Task directions
Reproduce the following material exactly, including every line.

The data

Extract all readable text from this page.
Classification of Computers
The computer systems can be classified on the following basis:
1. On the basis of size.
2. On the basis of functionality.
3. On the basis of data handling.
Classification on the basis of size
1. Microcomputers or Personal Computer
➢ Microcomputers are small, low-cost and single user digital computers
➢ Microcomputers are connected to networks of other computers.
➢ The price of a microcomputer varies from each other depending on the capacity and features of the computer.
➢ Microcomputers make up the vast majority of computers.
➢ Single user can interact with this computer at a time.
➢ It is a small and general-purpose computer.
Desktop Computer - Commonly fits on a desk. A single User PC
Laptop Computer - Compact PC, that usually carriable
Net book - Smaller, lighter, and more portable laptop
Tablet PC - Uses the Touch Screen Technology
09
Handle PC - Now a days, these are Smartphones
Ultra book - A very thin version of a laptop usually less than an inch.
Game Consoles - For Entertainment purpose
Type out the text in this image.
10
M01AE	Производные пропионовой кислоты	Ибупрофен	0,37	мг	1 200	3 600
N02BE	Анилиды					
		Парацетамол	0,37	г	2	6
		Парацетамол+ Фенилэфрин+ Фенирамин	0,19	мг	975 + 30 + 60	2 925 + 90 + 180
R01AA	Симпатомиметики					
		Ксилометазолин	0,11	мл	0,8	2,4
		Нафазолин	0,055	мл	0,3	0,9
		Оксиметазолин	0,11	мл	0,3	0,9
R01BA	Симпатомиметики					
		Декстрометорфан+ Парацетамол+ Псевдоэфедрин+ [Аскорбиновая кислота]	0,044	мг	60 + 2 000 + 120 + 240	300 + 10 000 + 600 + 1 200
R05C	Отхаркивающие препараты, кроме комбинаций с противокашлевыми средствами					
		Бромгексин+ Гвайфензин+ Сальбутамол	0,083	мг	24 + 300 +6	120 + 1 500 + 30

Solution
Extract all readable text from this page.
Classification of Computers
The computer systems can be classified on the following basis:
1. On the basis of size.
2. On the basis of functionality.
3. On the basis of data handling.
Classification on the basis of size
1. Microcomputers or Personal Computer
➢ Microcomputers are small, low-cost and single user digital computers
➢ Microcomputers are connected to networks of other computers.
➢ The price of a microcomputer varies from each other depending on the capacity and features of the computer.
➢ Microcomputers make up the vast majority of computers.
➢ Single user can interact with this computer at a time.
➢ It is a small and general-purpose computer.
Desktop Computer - Commonly fits on a desk. A single User PC
Laptop Computer - Compact PC, that usually carriable
Net book - Smaller, lighter, and more portable laptop
Tablet PC - Uses the Touch Screen Technology
09
Handle PC - Now a days, these are Smartphones
Ultra book - A very thin version of a laptop usually less than an inch.
Game Consoles - For Entertainment purpose
Type out the text in this image.
10
M01AE	Производные пропионовой кислоты	Ибупрофен	0,37	мг	1 200	3 600
N02BE	Анилиды					
		Парацетамол	0,37	г	2	6
		Парацетамол+ Фенилэфрин+ Фенирамин	0,19	мг	975 + 30 + 60	2 925 + 90 + 180
R01AA	Симпатомиметики					
		Ксилометазолин	0,11	мл	0,8	2,4
		Нафазолин	0,055	мл	0,3	0,9
		Оксиметазолин	0,11	мл	0,3	0,9
R01BA	Симпатомиметики					
		Декстрометорфан+ Парацетамол+ Псевдоэфедрин+ [Аскорбиновая кислота]	0,044	мг	60 + 2 000 + 120 + 240	300 + 10 000 + 600 + 1 200
R05C	Отхаркивающие препараты, кроме комбинаций с противокашлевыми средствами					
		Бромгексин+ Гвайфензин+ Сальбутамол	0,083	мг	24 + 300 +6	120 + 1 500 + 30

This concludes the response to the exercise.